[start RECORDS FOR THE TASK]
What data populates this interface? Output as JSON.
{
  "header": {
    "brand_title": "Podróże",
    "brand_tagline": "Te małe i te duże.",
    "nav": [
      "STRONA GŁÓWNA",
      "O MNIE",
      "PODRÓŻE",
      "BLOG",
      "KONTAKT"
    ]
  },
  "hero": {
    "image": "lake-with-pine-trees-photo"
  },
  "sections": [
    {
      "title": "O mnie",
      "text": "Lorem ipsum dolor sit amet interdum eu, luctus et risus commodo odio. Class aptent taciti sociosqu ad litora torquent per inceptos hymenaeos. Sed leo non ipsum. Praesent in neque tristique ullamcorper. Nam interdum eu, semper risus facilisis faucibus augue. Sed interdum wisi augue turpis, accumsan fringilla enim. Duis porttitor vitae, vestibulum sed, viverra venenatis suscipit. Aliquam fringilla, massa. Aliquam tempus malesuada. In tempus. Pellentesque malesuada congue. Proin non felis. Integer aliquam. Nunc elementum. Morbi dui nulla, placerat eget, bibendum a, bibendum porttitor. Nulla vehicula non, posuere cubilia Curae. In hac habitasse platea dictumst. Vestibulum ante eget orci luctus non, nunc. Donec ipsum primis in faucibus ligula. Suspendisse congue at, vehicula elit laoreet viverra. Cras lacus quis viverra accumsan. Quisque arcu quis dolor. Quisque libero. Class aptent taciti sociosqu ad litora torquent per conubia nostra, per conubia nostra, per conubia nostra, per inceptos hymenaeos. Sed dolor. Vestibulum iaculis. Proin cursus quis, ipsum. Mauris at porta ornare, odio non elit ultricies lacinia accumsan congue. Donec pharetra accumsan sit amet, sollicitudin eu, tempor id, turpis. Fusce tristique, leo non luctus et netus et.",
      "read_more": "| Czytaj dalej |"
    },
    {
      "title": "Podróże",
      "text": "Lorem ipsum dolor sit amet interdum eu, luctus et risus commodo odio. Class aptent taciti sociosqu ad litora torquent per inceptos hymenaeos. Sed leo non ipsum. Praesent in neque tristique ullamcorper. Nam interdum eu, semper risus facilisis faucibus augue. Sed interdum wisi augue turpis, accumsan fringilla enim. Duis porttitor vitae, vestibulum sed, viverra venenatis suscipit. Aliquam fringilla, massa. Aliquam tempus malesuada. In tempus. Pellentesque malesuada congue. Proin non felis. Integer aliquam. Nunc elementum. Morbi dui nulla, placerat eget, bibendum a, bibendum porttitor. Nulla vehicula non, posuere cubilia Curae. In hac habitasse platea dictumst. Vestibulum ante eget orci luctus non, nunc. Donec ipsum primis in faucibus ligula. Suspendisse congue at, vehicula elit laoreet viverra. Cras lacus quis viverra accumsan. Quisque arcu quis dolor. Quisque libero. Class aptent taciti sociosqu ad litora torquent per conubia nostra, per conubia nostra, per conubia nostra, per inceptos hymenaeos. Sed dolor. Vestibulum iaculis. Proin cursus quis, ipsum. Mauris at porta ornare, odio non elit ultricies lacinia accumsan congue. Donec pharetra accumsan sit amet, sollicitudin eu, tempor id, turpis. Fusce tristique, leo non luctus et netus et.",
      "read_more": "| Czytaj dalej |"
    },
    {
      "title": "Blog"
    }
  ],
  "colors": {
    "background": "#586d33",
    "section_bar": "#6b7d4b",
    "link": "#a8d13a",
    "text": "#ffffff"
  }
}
[end RECORDS FOR THE TASK]
[REQUIRED TASK] Print the material above once more, exactly.

[OUTPUT BELOW]
What data populates this interface? Output as JSON.
{
  "header": {
    "brand_title": "Podróże",
    "brand_tagline": "Te małe i te duże.",
    "nav": [
      "STRONA GŁÓWNA",
      "O MNIE",
      "PODRÓŻE",
      "BLOG",
      "KONTAKT"
    ]
  },
  "hero": {
    "image": "lake-with-pine-trees-photo"
  },
  "sections": [
    {
      "title": "O mnie",
      "text": "Lorem ipsum dolor sit amet interdum eu, luctus et risus commodo odio. Class aptent taciti sociosqu ad litora torquent per inceptos hymenaeos. Sed leo non ipsum. Praesent in neque tristique ullamcorper. Nam interdum eu, semper risus facilisis faucibus augue. Sed interdum wisi augue turpis, accumsan fringilla enim. Duis porttitor vitae, vestibulum sed, viverra venenatis suscipit. Aliquam fringilla, massa. Aliquam tempus malesuada. In tempus. Pellentesque malesuada congue. Proin non felis. Integer aliquam. Nunc elementum. Morbi dui nulla, placerat eget, bibendum a, bibendum porttitor. Nulla vehicula non, posuere cubilia Curae. In hac habitasse platea dictumst. Vestibulum ante eget orci luctus non, nunc. Donec ipsum primis in faucibus ligula. Suspendisse congue at, vehicula elit laoreet viverra. Cras lacus quis viverra accumsan. Quisque arcu quis dolor. Quisque libero. Class aptent taciti sociosqu ad litora torquent per conubia nostra, per conubia nostra, per conubia nostra, per inceptos hymenaeos. Sed dolor. Vestibulum iaculis. Proin cursus quis, ipsum. Mauris at porta ornare, odio non elit ultricies lacinia accumsan congue. Donec pharetra accumsan sit amet, sollicitudin eu, tempor id, turpis. Fusce tristique, leo non luctus et netus et.",
      "read_more": "| Czytaj dalej |"
    },
    {
      "title": "Podróże",
      "text": "Lorem ipsum dolor sit amet interdum eu, luctus et risus commodo odio. Class aptent taciti sociosqu ad litora torquent per inceptos hymenaeos. Sed leo non ipsum. Praesent in neque tristique ullamcorper. Nam interdum eu, semper risus facilisis faucibus augue. Sed interdum wisi augue turpis, accumsan fringilla enim. Duis porttitor vitae, vestibulum sed, viverra venenatis suscipit. Aliquam fringilla, massa. Aliquam tempus malesuada. In tempus. Pellentesque malesuada congue. Proin non felis. Integer aliquam. Nunc elementum. Morbi dui nulla, placerat eget, bibendum a, bibendum porttitor. Nulla vehicula non, posuere cubilia Curae. In hac habitasse platea dictumst. Vestibulum ante eget orci luctus non, nunc. Donec ipsum primis in faucibus ligula. Suspendisse congue at, vehicula elit laoreet viverra. Cras lacus quis viverra accumsan. Quisque arcu quis dolor. Quisque libero. Class aptent taciti sociosqu ad litora torquent per conubia nostra, per conubia nostra, per conubia nostra, per inceptos hymenaeos. Sed dolor. Vestibulum iaculis. Proin cursus quis, ipsum. Mauris at porta ornare, odio non elit ultricies lacinia accumsan congue. Donec pharetra accumsan sit amet, sollicitudin eu, tempor id, turpis. Fusce tristique, leo non luctus et netus et.",
      "read_more": "| Czytaj dalej |"
    },
    {
      "title": "Blog"
    }
  ],
  "colors": {
    "background": "#586d33",
    "section_bar": "#6b7d4b",
    "link": "#a8d13a",
    "text": "#ffffff"
  }
}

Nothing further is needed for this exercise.